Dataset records
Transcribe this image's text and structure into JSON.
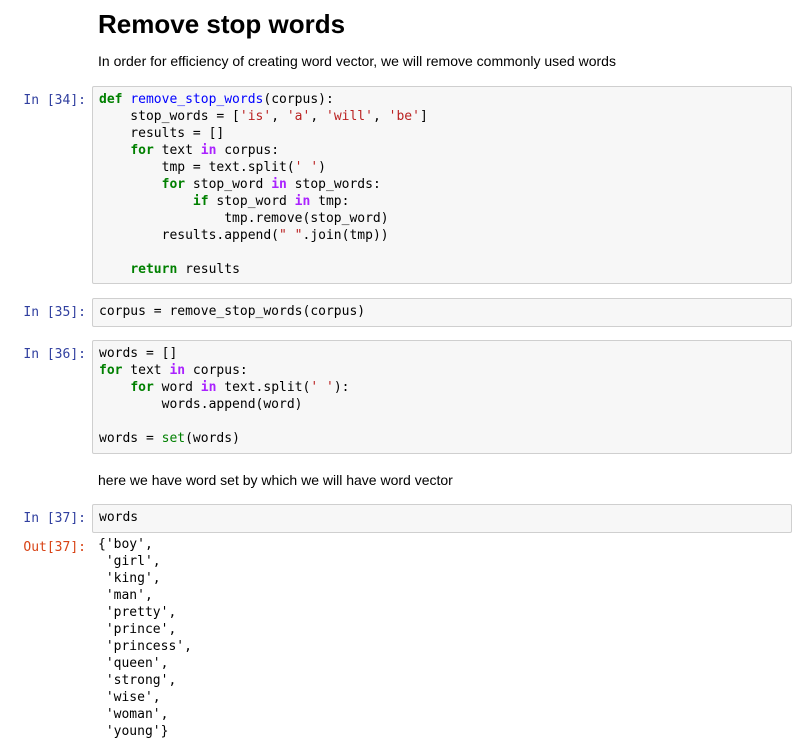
{
  "markdown": {
    "heading": "Remove stop words",
    "intro": "In order for efficiency of creating word vector, we will remove commonly used words",
    "word_set_note": "here we have word set by which we will have word vector"
  },
  "cells": [
    {
      "prompt": "In [34]:",
      "lines": [
        [
          [
            "kw",
            "def"
          ],
          [
            "t",
            " "
          ],
          [
            "fn",
            "remove_stop_words"
          ],
          [
            "t",
            "(corpus):"
          ]
        ],
        [
          [
            "t",
            "    stop_words = ["
          ],
          [
            "str",
            "'is'"
          ],
          [
            "t",
            ", "
          ],
          [
            "str",
            "'a'"
          ],
          [
            "t",
            ", "
          ],
          [
            "str",
            "'will'"
          ],
          [
            "t",
            ", "
          ],
          [
            "str",
            "'be'"
          ],
          [
            "t",
            "]"
          ]
        ],
        [
          [
            "t",
            "    results = []"
          ]
        ],
        [
          [
            "t",
            "    "
          ],
          [
            "kw",
            "for"
          ],
          [
            "t",
            " text "
          ],
          [
            "op",
            "in"
          ],
          [
            "t",
            " corpus:"
          ]
        ],
        [
          [
            "t",
            "        tmp = text.split("
          ],
          [
            "str",
            "' '"
          ],
          [
            "t",
            ")"
          ]
        ],
        [
          [
            "t",
            "        "
          ],
          [
            "kw",
            "for"
          ],
          [
            "t",
            " stop_word "
          ],
          [
            "op",
            "in"
          ],
          [
            "t",
            " stop_words:"
          ]
        ],
        [
          [
            "t",
            "            "
          ],
          [
            "kw",
            "if"
          ],
          [
            "t",
            " stop_word "
          ],
          [
            "op",
            "in"
          ],
          [
            "t",
            " tmp:"
          ]
        ],
        [
          [
            "t",
            "                tmp.remove(stop_word)"
          ]
        ],
        [
          [
            "t",
            "        results.append("
          ],
          [
            "str",
            "\" \""
          ],
          [
            "t",
            ".join(tmp))"
          ]
        ],
        [
          [
            "t",
            ""
          ]
        ],
        [
          [
            "t",
            "    "
          ],
          [
            "kw",
            "return"
          ],
          [
            "t",
            " results"
          ]
        ]
      ]
    },
    {
      "prompt": "In [35]:",
      "lines": [
        [
          [
            "t",
            "corpus = remove_stop_words(corpus)"
          ]
        ]
      ]
    },
    {
      "prompt": "In [36]:",
      "lines": [
        [
          [
            "t",
            "words = []"
          ]
        ],
        [
          [
            "kw",
            "for"
          ],
          [
            "t",
            " text "
          ],
          [
            "op",
            "in"
          ],
          [
            "t",
            " corpus:"
          ]
        ],
        [
          [
            "t",
            "    "
          ],
          [
            "kw",
            "for"
          ],
          [
            "t",
            " word "
          ],
          [
            "op",
            "in"
          ],
          [
            "t",
            " text.split("
          ],
          [
            "str",
            "' '"
          ],
          [
            "t",
            "):"
          ]
        ],
        [
          [
            "t",
            "        words.append(word)"
          ]
        ],
        [
          [
            "t",
            ""
          ]
        ],
        [
          [
            "t",
            "words = "
          ],
          [
            "bi",
            "set"
          ],
          [
            "t",
            "(words)"
          ]
        ]
      ]
    },
    {
      "prompt": "In [37]:",
      "lines": [
        [
          [
            "t",
            "words"
          ]
        ]
      ]
    }
  ],
  "output": {
    "prompt": "Out[37]:",
    "lines": [
      "{'boy',",
      " 'girl',",
      " 'king',",
      " 'man',",
      " 'pretty',",
      " 'prince',",
      " 'princess',",
      " 'queen',",
      " 'strong',",
      " 'wise',",
      " 'woman',",
      " 'young'}"
    ]
  }
}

_Objective_
Give back all entries exactly. No pictures belong in the copy.

_Completed task_
Transcribe this image's text and structure into JSON.
{
  "markdown": {
    "heading": "Remove stop words",
    "intro": "In order for efficiency of creating word vector, we will remove commonly used words",
    "word_set_note": "here we have word set by which we will have word vector"
  },
  "cells": [
    {
      "prompt": "In [34]:",
      "lines": [
        [
          [
            "kw",
            "def"
          ],
          [
            "t",
            " "
          ],
          [
            "fn",
            "remove_stop_words"
          ],
          [
            "t",
            "(corpus):"
          ]
        ],
        [
          [
            "t",
            "    stop_words = ["
          ],
          [
            "str",
            "'is'"
          ],
          [
            "t",
            ", "
          ],
          [
            "str",
            "'a'"
          ],
          [
            "t",
            ", "
          ],
          [
            "str",
            "'will'"
          ],
          [
            "t",
            ", "
          ],
          [
            "str",
            "'be'"
          ],
          [
            "t",
            "]"
          ]
        ],
        [
          [
            "t",
            "    results = []"
          ]
        ],
        [
          [
            "t",
            "    "
          ],
          [
            "kw",
            "for"
          ],
          [
            "t",
            " text "
          ],
          [
            "op",
            "in"
          ],
          [
            "t",
            " corpus:"
          ]
        ],
        [
          [
            "t",
            "        tmp = text.split("
          ],
          [
            "str",
            "' '"
          ],
          [
            "t",
            ")"
          ]
        ],
        [
          [
            "t",
            "        "
          ],
          [
            "kw",
            "for"
          ],
          [
            "t",
            " stop_word "
          ],
          [
            "op",
            "in"
          ],
          [
            "t",
            " stop_words:"
          ]
        ],
        [
          [
            "t",
            "            "
          ],
          [
            "kw",
            "if"
          ],
          [
            "t",
            " stop_word "
          ],
          [
            "op",
            "in"
          ],
          [
            "t",
            " tmp:"
          ]
        ],
        [
          [
            "t",
            "                tmp.remove(stop_word)"
          ]
        ],
        [
          [
            "t",
            "        results.append("
          ],
          [
            "str",
            "\" \""
          ],
          [
            "t",
            ".join(tmp))"
          ]
        ],
        [
          [
            "t",
            ""
          ]
        ],
        [
          [
            "t",
            "    "
          ],
          [
            "kw",
            "return"
          ],
          [
            "t",
            " results"
          ]
        ]
      ]
    },
    {
      "prompt": "In [35]:",
      "lines": [
        [
          [
            "t",
            "corpus = remove_stop_words(corpus)"
          ]
        ]
      ]
    },
    {
      "prompt": "In [36]:",
      "lines": [
        [
          [
            "t",
            "words = []"
          ]
        ],
        [
          [
            "kw",
            "for"
          ],
          [
            "t",
            " text "
          ],
          [
            "op",
            "in"
          ],
          [
            "t",
            " corpus:"
          ]
        ],
        [
          [
            "t",
            "    "
          ],
          [
            "kw",
            "for"
          ],
          [
            "t",
            " word "
          ],
          [
            "op",
            "in"
          ],
          [
            "t",
            " text.split("
          ],
          [
            "str",
            "' '"
          ],
          [
            "t",
            "):"
          ]
        ],
        [
          [
            "t",
            "        words.append(word)"
          ]
        ],
        [
          [
            "t",
            ""
          ]
        ],
        [
          [
            "t",
            "words = "
          ],
          [
            "bi",
            "set"
          ],
          [
            "t",
            "(words)"
          ]
        ]
      ]
    },
    {
      "prompt": "In [37]:",
      "lines": [
        [
          [
            "t",
            "words"
          ]
        ]
      ]
    }
  ],
  "output": {
    "prompt": "Out[37]:",
    "lines": [
      "{'boy',",
      " 'girl',",
      " 'king',",
      " 'man',",
      " 'pretty',",
      " 'prince',",
      " 'princess',",
      " 'queen',",
      " 'strong',",
      " 'wise',",
      " 'woman',",
      " 'young'}"
    ]
  }
}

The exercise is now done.